- _Given problem_: Answer with one number only: the number of lines that include the word "ssmj".

- _Recorded information_:
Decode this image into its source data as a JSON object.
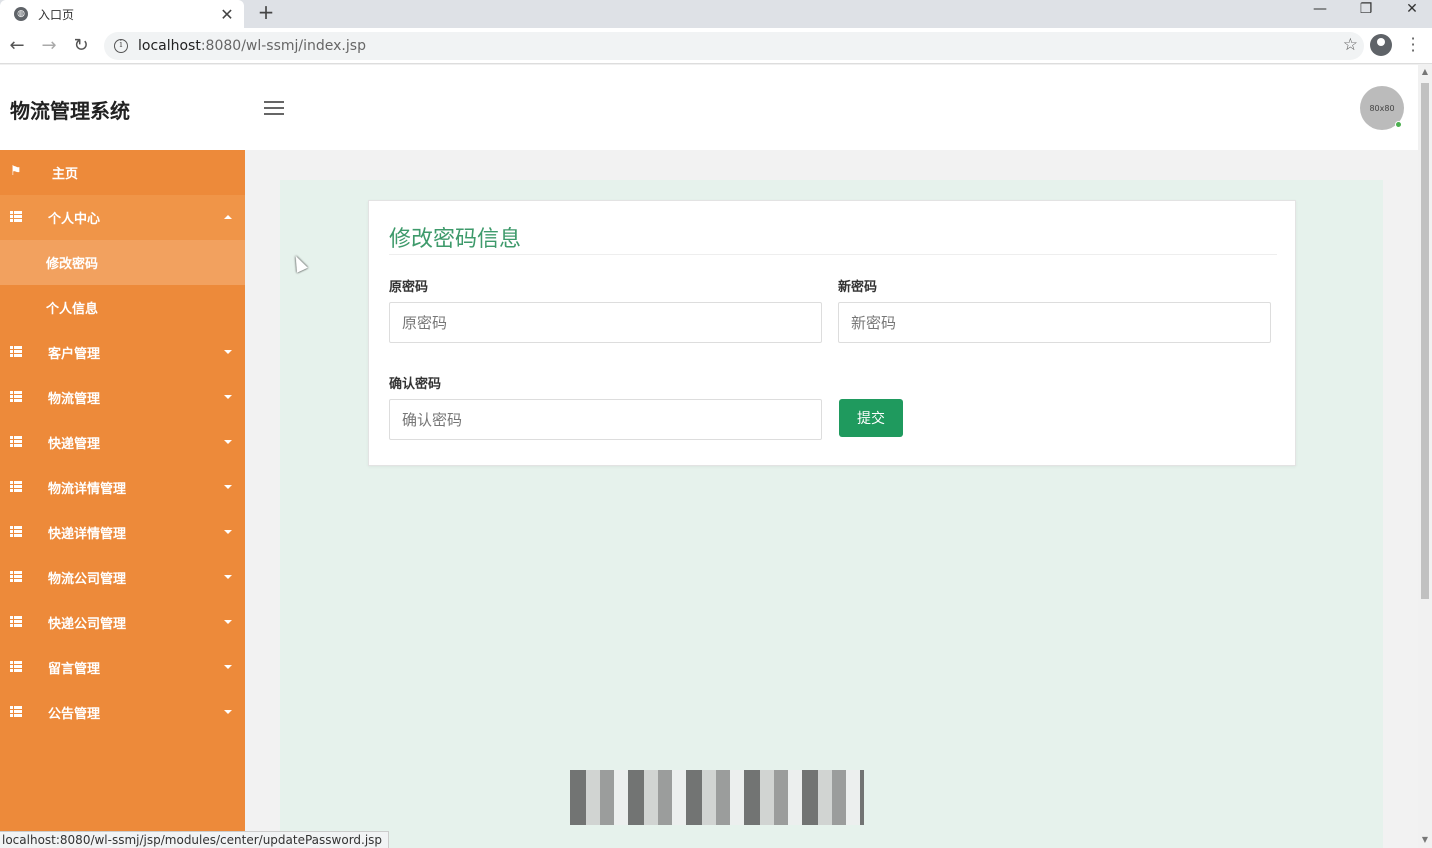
{
  "browser": {
    "tab_title": "入口页",
    "url_host": "localhost",
    "url_path": ":8080/wl-ssmj/index.jsp",
    "status_url": "localhost:8080/wl-ssmj/jsp/modules/center/updatePassword.jsp",
    "window_buttons": [
      "—",
      "❐",
      "✕"
    ]
  },
  "header": {
    "brand": "物流管理系统",
    "avatar_text": "80x80"
  },
  "sidebar": {
    "items": [
      {
        "label": "主页",
        "icon": "flag-icon"
      },
      {
        "label": "个人中心",
        "icon": "grid-icon",
        "expanded": true,
        "children": [
          {
            "label": "修改密码",
            "active": true
          },
          {
            "label": "个人信息"
          }
        ]
      },
      {
        "label": "客户管理",
        "icon": "grid-icon"
      },
      {
        "label": "物流管理",
        "icon": "grid-icon"
      },
      {
        "label": "快递管理",
        "icon": "grid-icon"
      },
      {
        "label": "物流详情管理",
        "icon": "grid-icon"
      },
      {
        "label": "快递详情管理",
        "icon": "grid-icon"
      },
      {
        "label": "物流公司管理",
        "icon": "grid-icon"
      },
      {
        "label": "快递公司管理",
        "icon": "grid-icon"
      },
      {
        "label": "留言管理",
        "icon": "grid-icon"
      },
      {
        "label": "公告管理",
        "icon": "grid-icon"
      }
    ]
  },
  "form": {
    "title": "修改密码信息",
    "old_password": {
      "label": "原密码",
      "placeholder": "原密码",
      "value": ""
    },
    "new_password": {
      "label": "新密码",
      "placeholder": "新密码",
      "value": ""
    },
    "confirm_password": {
      "label": "确认密码",
      "placeholder": "确认密码",
      "value": ""
    },
    "submit_label": "提交"
  },
  "colors": {
    "sidebar": "#ed8a3a",
    "accent_green": "#1f9a5e",
    "title_green": "#3e9a6b",
    "content_bg": "#e6f2ec"
  }
}
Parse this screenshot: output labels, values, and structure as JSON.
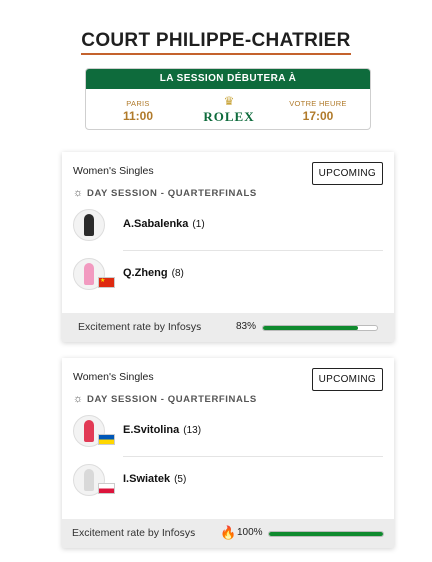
{
  "court": {
    "title": "COURT PHILIPPE-CHATRIER"
  },
  "session_info": {
    "header": "LA SESSION DÉBUTERA À",
    "left_label": "PARIS",
    "left_time": "11:00",
    "brand": "ROLEX",
    "right_label": "VOTRE HEURE",
    "right_time": "17:00"
  },
  "matches": [
    {
      "event": "Women's Singles",
      "status": "UPCOMING",
      "session": "DAY SESSION - QUARTERFINALS",
      "players": [
        {
          "name": "A.Sabalenka",
          "seed": "(1)",
          "flag": "none"
        },
        {
          "name": "Q.Zheng",
          "seed": "(8)",
          "flag": "cn"
        }
      ],
      "excitement_label": "Excitement rate by",
      "excitement_brand": "Infosys",
      "excitement_pct": "83%",
      "excitement_value": 0.83
    },
    {
      "event": "Women's Singles",
      "status": "UPCOMING",
      "session": "DAY SESSION - QUARTERFINALS",
      "players": [
        {
          "name": "E.Svitolina",
          "seed": "(13)",
          "flag": "ua"
        },
        {
          "name": "I.Swiatek",
          "seed": "(5)",
          "flag": "pl"
        }
      ],
      "excitement_label": "Excitement rate by",
      "excitement_brand": "Infosys",
      "excitement_pct": "100%",
      "excitement_value": 1.0
    }
  ],
  "colors": {
    "green": "#0e6b3c",
    "gold": "#b07a2a",
    "bar": "#0f8a2e",
    "accent": "#c4622d"
  }
}
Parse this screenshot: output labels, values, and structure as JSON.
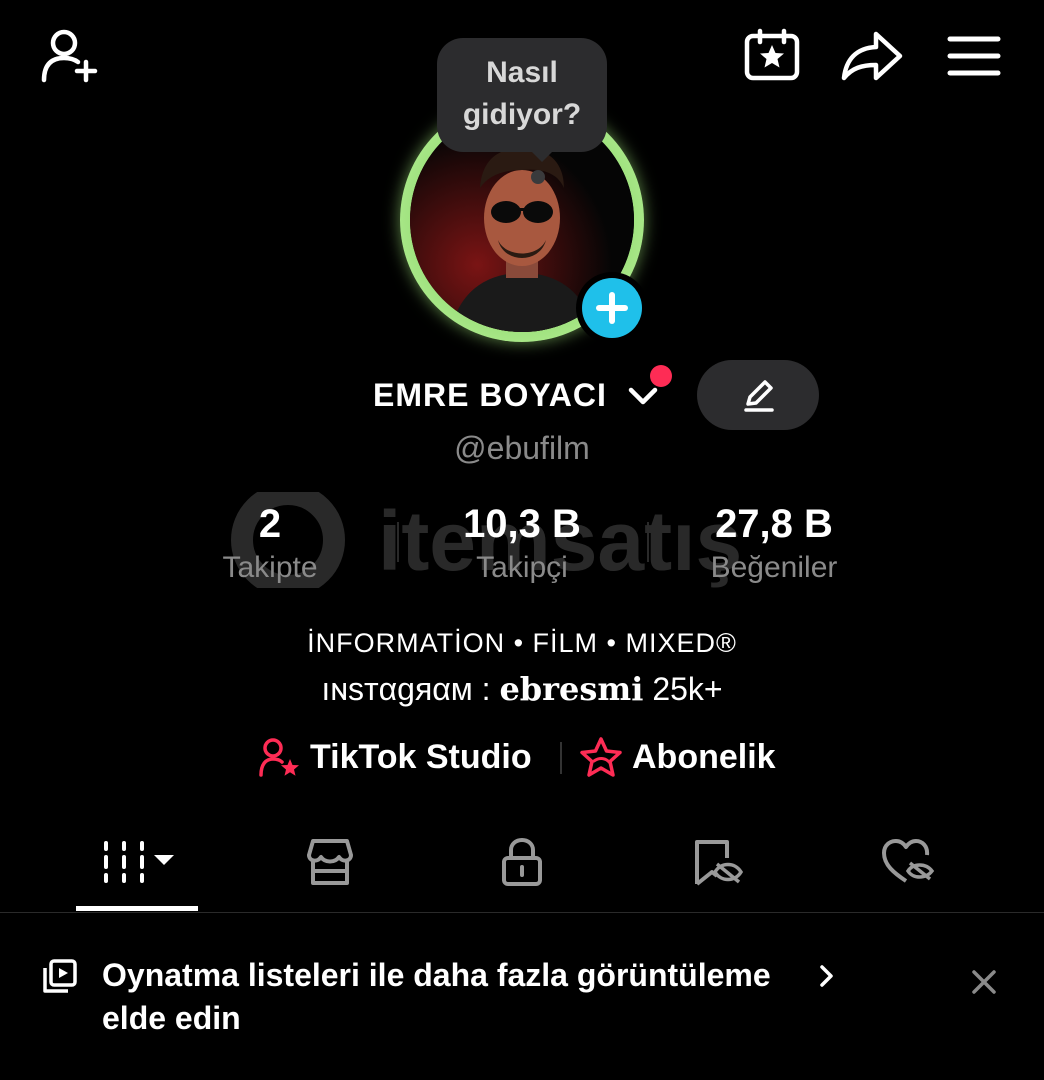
{
  "topbar": {
    "add_friend_icon": "add-user-icon",
    "calendar_icon": "calendar-star-icon",
    "share_icon": "share-icon",
    "menu_icon": "hamburger-menu-icon"
  },
  "bubble": {
    "text": "Nasıl gidiyor?"
  },
  "profile": {
    "name": "EMRE BOYACI",
    "handle": "@ebufilm",
    "notification_color": "#fe2c55",
    "accent_color": "#1fc0ea"
  },
  "stats": [
    {
      "value": "2",
      "label": "Takipte"
    },
    {
      "value": "10,3 B",
      "label": "Takipçi"
    },
    {
      "value": "27,8 B",
      "label": "Beğeniler"
    }
  ],
  "bio": {
    "line1": "İNFORMATİON • FİLM • MIXED®",
    "line2_prefix": "ıɴsтαgяαм : ",
    "line2_bold": "ebresmi",
    "line2_suffix": " 25k+"
  },
  "links": {
    "studio": "TikTok Studio",
    "subscription": "Abonelik"
  },
  "tabs": [
    {
      "icon": "videos-grid-icon",
      "active": true
    },
    {
      "icon": "shop-icon",
      "active": false
    },
    {
      "icon": "lock-icon",
      "active": false
    },
    {
      "icon": "saved-hidden-icon",
      "active": false
    },
    {
      "icon": "liked-hidden-icon",
      "active": false
    }
  ],
  "banner": {
    "text": "Oynatma listeleri ile daha fazla görüntüleme elde edin"
  },
  "watermark": {
    "text": "itemsatış"
  }
}
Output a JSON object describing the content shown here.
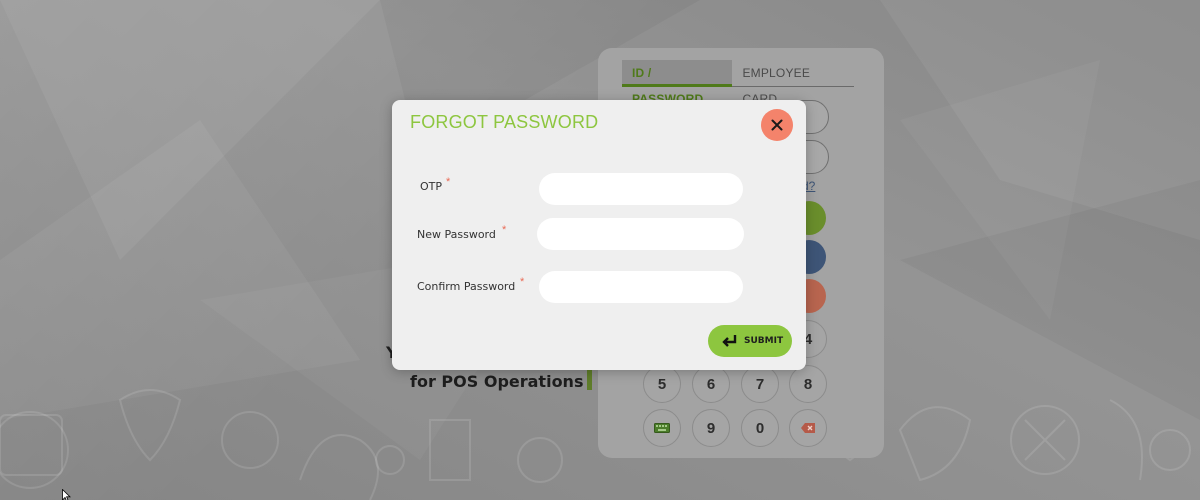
{
  "login": {
    "tabs": [
      {
        "label": "ID / PASSWORD",
        "active": true
      },
      {
        "label": "EMPLOYEE CARD",
        "active": false
      }
    ],
    "forgot_link_fragment": "rd?",
    "keypad": [
      {
        "label": "4"
      },
      {
        "label": "5"
      },
      {
        "label": "6"
      },
      {
        "label": "7"
      },
      {
        "label": "8"
      },
      {
        "label": "keyboard",
        "icon": "keyboard-icon"
      },
      {
        "label": "9"
      },
      {
        "label": "0"
      },
      {
        "label": "backspace",
        "icon": "backspace-icon"
      }
    ],
    "side_text_partial": "Y",
    "side_text": "for POS Operations"
  },
  "modal": {
    "title": "FORGOT PASSWORD",
    "close_icon": "close-icon",
    "fields": [
      {
        "label": "OTP",
        "required_mark": "*",
        "value": "",
        "placeholder": ""
      },
      {
        "label": "New Password",
        "required_mark": "*",
        "value": "",
        "placeholder": ""
      },
      {
        "label": "Confirm Password",
        "required_mark": "*",
        "value": "",
        "placeholder": ""
      }
    ],
    "submit_label": "SUBMIT",
    "submit_icon": "enter-icon"
  },
  "colors": {
    "accent": "#8dc63f",
    "close": "#f4836b",
    "required": "#e96a55",
    "login_button_green": "#6a8e2c",
    "login_button_blue": "#3e5577",
    "login_button_red": "#b8654f"
  }
}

- _Output_: 2